-------- SOURCE MATERIAL

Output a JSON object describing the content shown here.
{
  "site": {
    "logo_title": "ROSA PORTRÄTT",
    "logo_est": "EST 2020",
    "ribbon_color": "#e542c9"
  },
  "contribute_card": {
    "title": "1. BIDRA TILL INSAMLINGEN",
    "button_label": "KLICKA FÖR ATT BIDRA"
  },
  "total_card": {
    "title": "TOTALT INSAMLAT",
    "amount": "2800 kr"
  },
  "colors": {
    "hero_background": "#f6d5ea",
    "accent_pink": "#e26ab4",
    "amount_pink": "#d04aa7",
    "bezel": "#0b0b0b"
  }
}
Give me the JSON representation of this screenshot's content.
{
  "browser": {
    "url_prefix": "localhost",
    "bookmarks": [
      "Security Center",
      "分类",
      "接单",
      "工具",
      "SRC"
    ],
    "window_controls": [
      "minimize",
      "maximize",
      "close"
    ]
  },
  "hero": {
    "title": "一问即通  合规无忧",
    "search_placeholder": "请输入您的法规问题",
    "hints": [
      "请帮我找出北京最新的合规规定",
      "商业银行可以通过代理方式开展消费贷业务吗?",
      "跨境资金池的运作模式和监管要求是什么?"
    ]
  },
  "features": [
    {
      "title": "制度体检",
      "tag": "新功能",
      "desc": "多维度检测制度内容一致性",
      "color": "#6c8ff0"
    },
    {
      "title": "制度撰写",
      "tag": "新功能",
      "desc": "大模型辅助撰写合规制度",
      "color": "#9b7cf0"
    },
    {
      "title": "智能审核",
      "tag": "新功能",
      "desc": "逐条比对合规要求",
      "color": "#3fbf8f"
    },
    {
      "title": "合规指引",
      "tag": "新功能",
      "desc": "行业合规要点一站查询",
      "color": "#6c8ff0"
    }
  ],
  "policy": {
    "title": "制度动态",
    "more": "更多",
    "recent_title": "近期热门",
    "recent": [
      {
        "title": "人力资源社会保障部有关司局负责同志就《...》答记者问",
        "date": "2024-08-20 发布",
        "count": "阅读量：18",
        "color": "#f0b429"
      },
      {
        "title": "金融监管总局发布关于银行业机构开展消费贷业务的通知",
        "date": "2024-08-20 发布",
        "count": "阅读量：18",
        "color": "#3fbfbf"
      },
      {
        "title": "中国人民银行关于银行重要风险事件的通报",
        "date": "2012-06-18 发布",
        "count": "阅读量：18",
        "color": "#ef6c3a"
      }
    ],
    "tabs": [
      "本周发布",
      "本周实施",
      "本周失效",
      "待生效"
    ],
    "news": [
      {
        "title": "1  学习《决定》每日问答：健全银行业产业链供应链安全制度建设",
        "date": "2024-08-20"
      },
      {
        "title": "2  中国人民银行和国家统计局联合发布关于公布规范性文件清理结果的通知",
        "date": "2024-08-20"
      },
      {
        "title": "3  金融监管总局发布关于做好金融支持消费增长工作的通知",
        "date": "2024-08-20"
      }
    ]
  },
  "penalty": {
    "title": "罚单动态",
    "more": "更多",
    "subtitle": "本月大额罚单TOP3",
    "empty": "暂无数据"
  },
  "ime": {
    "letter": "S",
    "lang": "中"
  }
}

----------------

CHALLENGE
All of the entries above should be written out again exactly.

THE COMPLETED TASK
Output a JSON object describing the content shown here.
{
  "site": {
    "logo_title": "ROSA PORTRÄTT",
    "logo_est": "EST 2020",
    "ribbon_color": "#e542c9"
  },
  "contribute_card": {
    "title": "1. BIDRA TILL INSAMLINGEN",
    "button_label": "KLICKA FÖR ATT BIDRA"
  },
  "total_card": {
    "title": "TOTALT INSAMLAT",
    "amount": "2800 kr"
  },
  "colors": {
    "hero_background": "#f6d5ea",
    "accent_pink": "#e26ab4",
    "amount_pink": "#d04aa7",
    "bezel": "#0b0b0b"
  }
}
Give me the JSON representation of this screenshot's content.
{
  "browser": {
    "url_prefix": "localhost",
    "bookmarks": [
      "Security Center",
      "分类",
      "接单",
      "工具",
      "SRC"
    ],
    "window_controls": [
      "minimize",
      "maximize",
      "close"
    ]
  },
  "hero": {
    "title": "一问即通  合规无忧",
    "search_placeholder": "请输入您的法规问题",
    "hints": [
      "请帮我找出北京最新的合规规定",
      "商业银行可以通过代理方式开展消费贷业务吗?",
      "跨境资金池的运作模式和监管要求是什么?"
    ]
  },
  "features": [
    {
      "title": "制度体检",
      "tag": "新功能",
      "desc": "多维度检测制度内容一致性",
      "color": "#6c8ff0"
    },
    {
      "title": "制度撰写",
      "tag": "新功能",
      "desc": "大模型辅助撰写合规制度",
      "color": "#9b7cf0"
    },
    {
      "title": "智能审核",
      "tag": "新功能",
      "desc": "逐条比对合规要求",
      "color": "#3fbf8f"
    },
    {
      "title": "合规指引",
      "tag": "新功能",
      "desc": "行业合规要点一站查询",
      "color": "#6c8ff0"
    }
  ],
  "policy": {
    "title": "制度动态",
    "more": "更多",
    "recent_title": "近期热门",
    "recent": [
      {
        "title": "人力资源社会保障部有关司局负责同志就《...》答记者问",
        "date": "2024-08-20 发布",
        "count": "阅读量：18",
        "color": "#f0b429"
      },
      {
        "title": "金融监管总局发布关于银行业机构开展消费贷业务的通知",
        "date": "2024-08-20 发布",
        "count": "阅读量：18",
        "color": "#3fbfbf"
      },
      {
        "title": "中国人民银行关于银行重要风险事件的通报",
        "date": "2012-06-18 发布",
        "count": "阅读量：18",
        "color": "#ef6c3a"
      }
    ],
    "tabs": [
      "本周发布",
      "本周实施",
      "本周失效",
      "待生效"
    ],
    "news": [
      {
        "title": "1  学习《决定》每日问答：健全银行业产业链供应链安全制度建设",
        "date": "2024-08-20"
      },
      {
        "title": "2  中国人民银行和国家统计局联合发布关于公布规范性文件清理结果的通知",
        "date": "2024-08-20"
      },
      {
        "title": "3  金融监管总局发布关于做好金融支持消费增长工作的通知",
        "date": "2024-08-20"
      }
    ]
  },
  "penalty": {
    "title": "罚单动态",
    "more": "更多",
    "subtitle": "本月大额罚单TOP3",
    "empty": "暂无数据"
  },
  "ime": {
    "letter": "S",
    "lang": "中"
  }
}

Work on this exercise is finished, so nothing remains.